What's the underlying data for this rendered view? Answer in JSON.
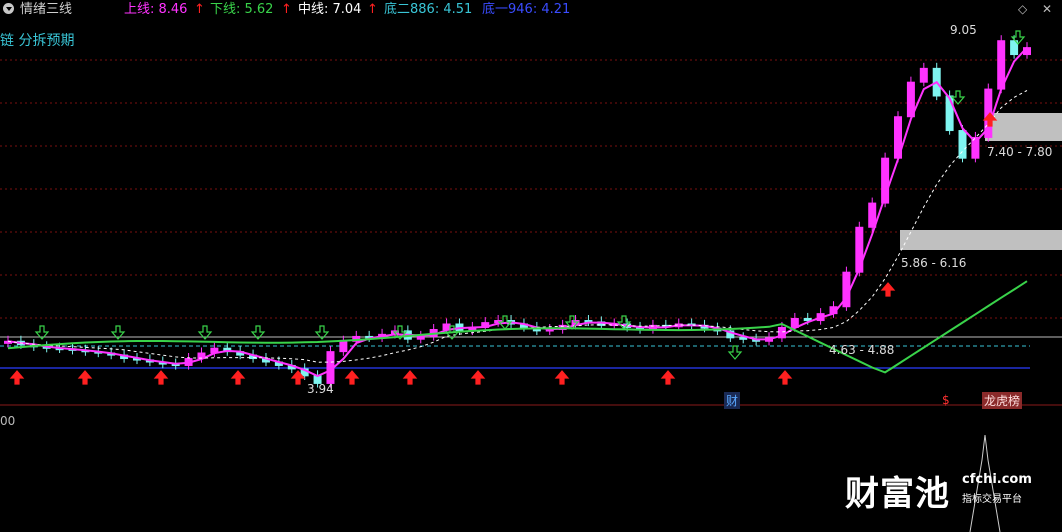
{
  "header": {
    "title": "情绪三线",
    "up_line": "上线: 8.46",
    "down_line": "下线: 5.62",
    "mid_line": "中线: 7.04",
    "bottom2": "底二886: 4.51",
    "bottom1": "底一946: 4.21",
    "subtitle": "链 分拆预期"
  },
  "price_labels": {
    "high": "9.05",
    "low": "3.94",
    "zone_top": "7.40 - 7.80",
    "zone_mid": "5.86 - 6.16",
    "zone_low": "4.63 - 4.88"
  },
  "event_tags": {
    "cai": "财",
    "s": "$",
    "bang": "龙虎榜"
  },
  "sub_panel": {
    "axis_label": "00"
  },
  "watermark": {
    "brand": "财富池",
    "site": "cfchi.com",
    "tagline": "指标交易平台"
  },
  "colors": {
    "up_line": "#ff33ff",
    "down_line": "#39d34a",
    "mid_line": "#ffffff",
    "bottom2": "#39c5d6",
    "bottom1": "#2a3cff",
    "bull_candle": "#ff33ff",
    "bear_candle": "#7ff5f0",
    "grid": "#7a1010",
    "zone_box": "#c0c0c0"
  },
  "chart_data": {
    "type": "candlestick",
    "y_range": [
      3.7,
      9.2
    ],
    "closes": [
      4.55,
      4.5,
      4.47,
      4.45,
      4.44,
      4.42,
      4.4,
      4.38,
      4.35,
      4.3,
      4.28,
      4.25,
      4.22,
      4.2,
      4.3,
      4.38,
      4.45,
      4.4,
      4.35,
      4.3,
      4.25,
      4.2,
      4.15,
      4.05,
      3.94,
      4.4,
      4.55,
      4.62,
      4.6,
      4.65,
      4.7,
      4.58,
      4.62,
      4.72,
      4.8,
      4.7,
      4.75,
      4.82,
      4.85,
      4.8,
      4.75,
      4.7,
      4.72,
      4.78,
      4.85,
      4.83,
      4.78,
      4.8,
      4.75,
      4.72,
      4.78,
      4.76,
      4.8,
      4.78,
      4.74,
      4.7,
      4.6,
      4.58,
      4.55,
      4.6,
      4.75,
      4.88,
      4.85,
      4.95,
      5.05,
      5.55,
      6.2,
      6.55,
      7.2,
      7.8,
      8.3,
      8.5,
      8.1,
      7.6,
      7.2,
      7.5,
      8.2,
      8.9,
      8.7,
      8.8
    ]
  }
}
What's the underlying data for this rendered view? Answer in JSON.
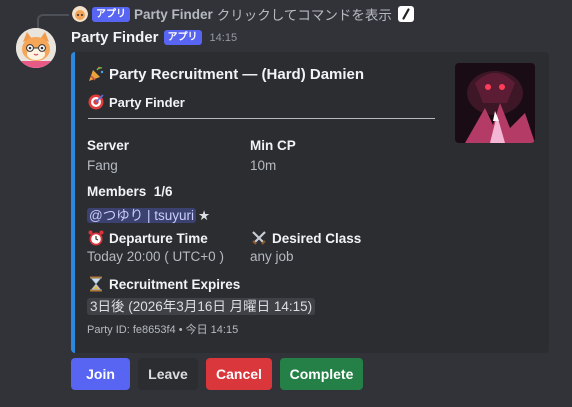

▶ **Exercise**
Transcribe the whole listing, character for character, but not its images.

▶ **Output for this task**
What's the underlying data for this rendered view? Answer in JSON.
{
  "header": {
    "title": "情绪三线",
    "up_line": "上线: 8.46",
    "down_line": "下线: 5.62",
    "mid_line": "中线: 7.04",
    "bottom2": "底二886: 4.51",
    "bottom1": "底一946: 4.21",
    "subtitle": "链 分拆预期"
  },
  "price_labels": {
    "high": "9.05",
    "low": "3.94",
    "zone_top": "7.40 - 7.80",
    "zone_mid": "5.86 - 6.16",
    "zone_low": "4.63 - 4.88"
  },
  "event_tags": {
    "cai": "财",
    "s": "$",
    "bang": "龙虎榜"
  },
  "sub_panel": {
    "axis_label": "00"
  },
  "watermark": {
    "brand": "财富池",
    "site": "cfchi.com",
    "tagline": "指标交易平台"
  },
  "colors": {
    "up_line": "#ff33ff",
    "down_line": "#39d34a",
    "mid_line": "#ffffff",
    "bottom2": "#39c5d6",
    "bottom1": "#2a3cff",
    "bull_candle": "#ff33ff",
    "bear_candle": "#7ff5f0",
    "grid": "#7a1010",
    "zone_box": "#c0c0c0"
  },
  "chart_data": {
    "type": "candlestick",
    "y_range": [
      3.7,
      9.2
    ],
    "closes": [
      4.55,
      4.5,
      4.47,
      4.45,
      4.44,
      4.42,
      4.4,
      4.38,
      4.35,
      4.3,
      4.28,
      4.25,
      4.22,
      4.2,
      4.3,
      4.38,
      4.45,
      4.4,
      4.35,
      4.3,
      4.25,
      4.2,
      4.15,
      4.05,
      3.94,
      4.4,
      4.55,
      4.62,
      4.6,
      4.65,
      4.7,
      4.58,
      4.62,
      4.72,
      4.8,
      4.7,
      4.75,
      4.82,
      4.85,
      4.8,
      4.75,
      4.7,
      4.72,
      4.78,
      4.85,
      4.83,
      4.78,
      4.8,
      4.75,
      4.72,
      4.78,
      4.76,
      4.8,
      4.78,
      4.74,
      4.7,
      4.6,
      4.58,
      4.55,
      4.6,
      4.75,
      4.88,
      4.85,
      4.95,
      5.05,
      5.55,
      6.2,
      6.55,
      7.2,
      7.8,
      8.3,
      8.5,
      8.1,
      7.6,
      7.2,
      7.5,
      8.2,
      8.9,
      8.7,
      8.8
    ]
  }
}
What's the underlying data for this rendered view? Answer in JSON.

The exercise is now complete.